**What is required**. From the listing below, pull each line that includes "главы".

**Information provided**.

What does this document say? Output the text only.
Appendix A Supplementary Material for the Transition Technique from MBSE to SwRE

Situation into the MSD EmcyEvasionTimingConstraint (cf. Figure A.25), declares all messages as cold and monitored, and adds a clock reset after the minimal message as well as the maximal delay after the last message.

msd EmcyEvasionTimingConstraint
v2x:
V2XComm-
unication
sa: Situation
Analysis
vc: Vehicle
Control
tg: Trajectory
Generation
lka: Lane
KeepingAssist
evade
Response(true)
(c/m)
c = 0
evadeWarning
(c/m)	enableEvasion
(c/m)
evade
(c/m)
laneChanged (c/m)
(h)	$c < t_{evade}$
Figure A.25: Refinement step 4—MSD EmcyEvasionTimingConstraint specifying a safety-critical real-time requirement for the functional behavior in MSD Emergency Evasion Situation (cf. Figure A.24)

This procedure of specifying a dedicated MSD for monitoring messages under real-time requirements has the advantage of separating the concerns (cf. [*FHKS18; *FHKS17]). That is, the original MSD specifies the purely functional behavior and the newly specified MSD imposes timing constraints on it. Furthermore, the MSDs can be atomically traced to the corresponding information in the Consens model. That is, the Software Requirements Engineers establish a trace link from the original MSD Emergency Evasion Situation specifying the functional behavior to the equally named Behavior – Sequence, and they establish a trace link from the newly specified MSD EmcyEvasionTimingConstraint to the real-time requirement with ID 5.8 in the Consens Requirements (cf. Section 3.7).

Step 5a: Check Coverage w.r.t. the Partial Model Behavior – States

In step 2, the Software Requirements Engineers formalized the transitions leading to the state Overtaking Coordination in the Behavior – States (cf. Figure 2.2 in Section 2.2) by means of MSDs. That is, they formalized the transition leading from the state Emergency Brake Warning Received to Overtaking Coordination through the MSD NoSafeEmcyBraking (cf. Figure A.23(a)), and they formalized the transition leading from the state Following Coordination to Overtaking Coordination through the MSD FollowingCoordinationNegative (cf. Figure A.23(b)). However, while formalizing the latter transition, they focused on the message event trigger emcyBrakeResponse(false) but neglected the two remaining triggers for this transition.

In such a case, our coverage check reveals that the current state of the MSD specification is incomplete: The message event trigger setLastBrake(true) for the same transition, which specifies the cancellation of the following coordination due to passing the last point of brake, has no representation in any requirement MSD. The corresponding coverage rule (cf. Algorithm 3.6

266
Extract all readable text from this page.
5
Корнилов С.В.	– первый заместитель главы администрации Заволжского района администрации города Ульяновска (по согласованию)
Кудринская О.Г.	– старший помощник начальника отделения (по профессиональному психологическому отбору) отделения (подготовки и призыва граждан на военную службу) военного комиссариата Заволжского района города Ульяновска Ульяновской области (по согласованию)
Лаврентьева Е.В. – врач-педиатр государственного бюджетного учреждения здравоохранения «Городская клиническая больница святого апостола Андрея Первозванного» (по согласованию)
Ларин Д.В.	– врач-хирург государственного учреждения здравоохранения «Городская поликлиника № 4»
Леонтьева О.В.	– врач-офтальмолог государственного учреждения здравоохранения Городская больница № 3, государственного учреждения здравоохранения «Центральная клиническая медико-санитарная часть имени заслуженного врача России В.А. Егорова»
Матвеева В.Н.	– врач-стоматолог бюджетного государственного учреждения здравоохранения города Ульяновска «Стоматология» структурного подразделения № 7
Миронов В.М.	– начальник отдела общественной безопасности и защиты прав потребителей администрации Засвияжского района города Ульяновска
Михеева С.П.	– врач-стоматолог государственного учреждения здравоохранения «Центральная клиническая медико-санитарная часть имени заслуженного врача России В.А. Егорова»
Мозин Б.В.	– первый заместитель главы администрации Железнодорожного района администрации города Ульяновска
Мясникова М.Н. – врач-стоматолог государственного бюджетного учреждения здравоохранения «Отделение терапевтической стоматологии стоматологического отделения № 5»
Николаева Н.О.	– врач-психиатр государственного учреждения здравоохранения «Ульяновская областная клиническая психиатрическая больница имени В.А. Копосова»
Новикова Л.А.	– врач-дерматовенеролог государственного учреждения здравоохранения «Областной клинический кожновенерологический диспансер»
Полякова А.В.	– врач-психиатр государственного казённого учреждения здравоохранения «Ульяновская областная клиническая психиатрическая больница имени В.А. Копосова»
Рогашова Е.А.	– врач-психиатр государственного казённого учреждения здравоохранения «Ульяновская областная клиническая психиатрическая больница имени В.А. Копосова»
...
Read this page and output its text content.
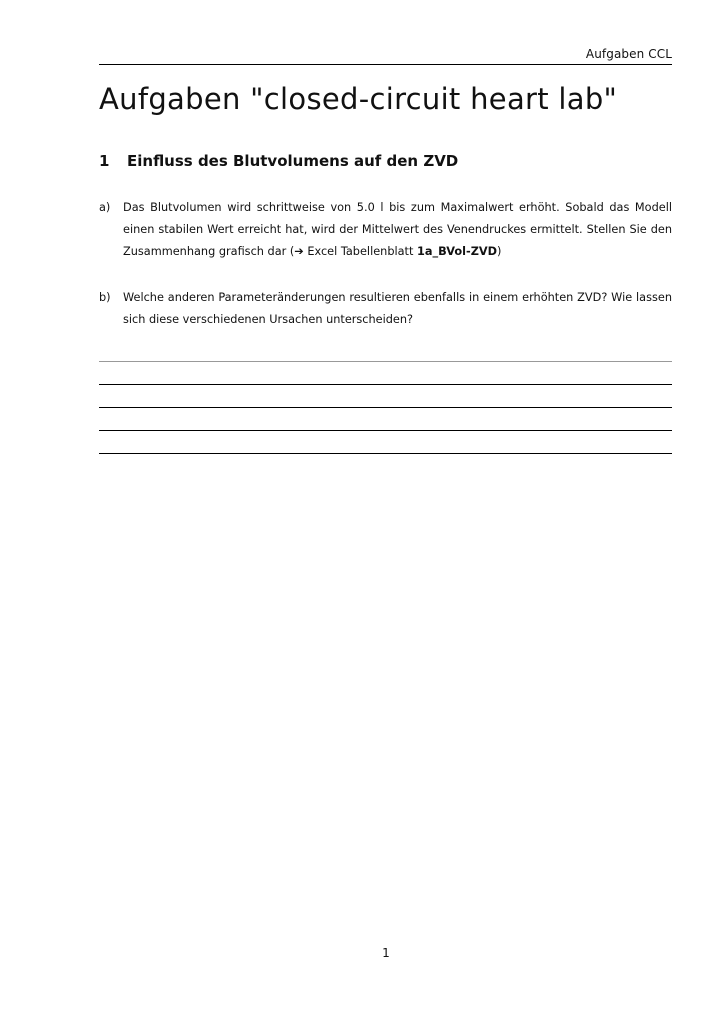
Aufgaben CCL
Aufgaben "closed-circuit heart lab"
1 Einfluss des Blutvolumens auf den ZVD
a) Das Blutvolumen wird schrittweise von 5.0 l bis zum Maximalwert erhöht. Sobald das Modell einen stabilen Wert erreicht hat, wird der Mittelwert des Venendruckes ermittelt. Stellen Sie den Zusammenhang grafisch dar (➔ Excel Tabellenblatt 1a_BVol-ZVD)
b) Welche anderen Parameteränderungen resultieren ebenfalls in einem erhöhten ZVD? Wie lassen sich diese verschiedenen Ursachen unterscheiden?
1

**Expected answer**.
Корнилов С.В.	– первый заместитель главы администрации Заволжского района администрации города Ульяновска (по согласованию)
Мозин Б.В.	– первый заместитель главы администрации Железнодорожного района администрации города Ульяновска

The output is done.